- **Excerpted records**
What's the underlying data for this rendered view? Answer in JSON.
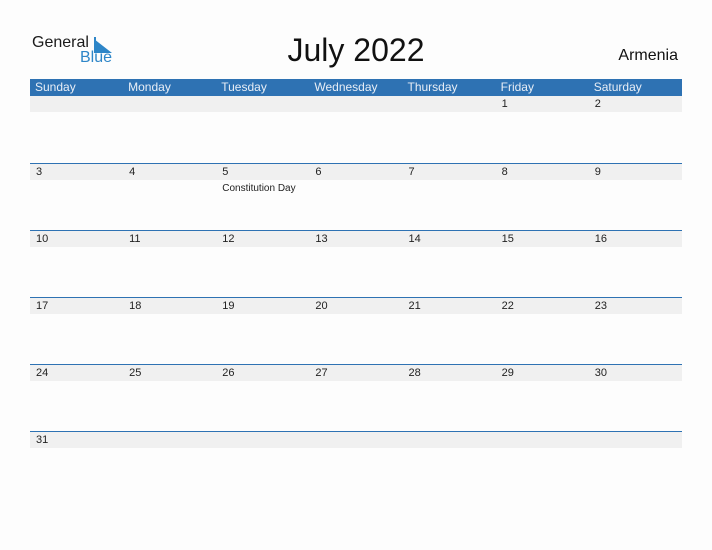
{
  "logo": {
    "general": "General",
    "blue": "Blue"
  },
  "header": {
    "title": "July 2022",
    "country": "Armenia"
  },
  "colors": {
    "accent": "#2e72b3",
    "logo_blue": "#2e86c8",
    "strip": "#f0f0f0"
  },
  "weekdays": [
    "Sunday",
    "Monday",
    "Tuesday",
    "Wednesday",
    "Thursday",
    "Friday",
    "Saturday"
  ],
  "weeks": [
    [
      {
        "day": ""
      },
      {
        "day": ""
      },
      {
        "day": ""
      },
      {
        "day": ""
      },
      {
        "day": ""
      },
      {
        "day": "1"
      },
      {
        "day": "2"
      }
    ],
    [
      {
        "day": "3"
      },
      {
        "day": "4"
      },
      {
        "day": "5",
        "holiday": "Constitution Day"
      },
      {
        "day": "6"
      },
      {
        "day": "7"
      },
      {
        "day": "8"
      },
      {
        "day": "9"
      }
    ],
    [
      {
        "day": "10"
      },
      {
        "day": "11"
      },
      {
        "day": "12"
      },
      {
        "day": "13"
      },
      {
        "day": "14"
      },
      {
        "day": "15"
      },
      {
        "day": "16"
      }
    ],
    [
      {
        "day": "17"
      },
      {
        "day": "18"
      },
      {
        "day": "19"
      },
      {
        "day": "20"
      },
      {
        "day": "21"
      },
      {
        "day": "22"
      },
      {
        "day": "23"
      }
    ],
    [
      {
        "day": "24"
      },
      {
        "day": "25"
      },
      {
        "day": "26"
      },
      {
        "day": "27"
      },
      {
        "day": "28"
      },
      {
        "day": "29"
      },
      {
        "day": "30"
      }
    ],
    [
      {
        "day": "31"
      },
      {
        "day": ""
      },
      {
        "day": ""
      },
      {
        "day": ""
      },
      {
        "day": ""
      },
      {
        "day": ""
      },
      {
        "day": ""
      }
    ]
  ]
}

- **Exercise aim**
Omit all pictures while transcribing the entries verbatim.

- **Result of the task**
What's the underlying data for this rendered view? Answer in JSON.
{
  "logo": {
    "general": "General",
    "blue": "Blue"
  },
  "header": {
    "title": "July 2022",
    "country": "Armenia"
  },
  "colors": {
    "accent": "#2e72b3",
    "logo_blue": "#2e86c8",
    "strip": "#f0f0f0"
  },
  "weekdays": [
    "Sunday",
    "Monday",
    "Tuesday",
    "Wednesday",
    "Thursday",
    "Friday",
    "Saturday"
  ],
  "weeks": [
    [
      {
        "day": ""
      },
      {
        "day": ""
      },
      {
        "day": ""
      },
      {
        "day": ""
      },
      {
        "day": ""
      },
      {
        "day": "1"
      },
      {
        "day": "2"
      }
    ],
    [
      {
        "day": "3"
      },
      {
        "day": "4"
      },
      {
        "day": "5",
        "holiday": "Constitution Day"
      },
      {
        "day": "6"
      },
      {
        "day": "7"
      },
      {
        "day": "8"
      },
      {
        "day": "9"
      }
    ],
    [
      {
        "day": "10"
      },
      {
        "day": "11"
      },
      {
        "day": "12"
      },
      {
        "day": "13"
      },
      {
        "day": "14"
      },
      {
        "day": "15"
      },
      {
        "day": "16"
      }
    ],
    [
      {
        "day": "17"
      },
      {
        "day": "18"
      },
      {
        "day": "19"
      },
      {
        "day": "20"
      },
      {
        "day": "21"
      },
      {
        "day": "22"
      },
      {
        "day": "23"
      }
    ],
    [
      {
        "day": "24"
      },
      {
        "day": "25"
      },
      {
        "day": "26"
      },
      {
        "day": "27"
      },
      {
        "day": "28"
      },
      {
        "day": "29"
      },
      {
        "day": "30"
      }
    ],
    [
      {
        "day": "31"
      },
      {
        "day": ""
      },
      {
        "day": ""
      },
      {
        "day": ""
      },
      {
        "day": ""
      },
      {
        "day": ""
      },
      {
        "day": ""
      }
    ]
  ]
}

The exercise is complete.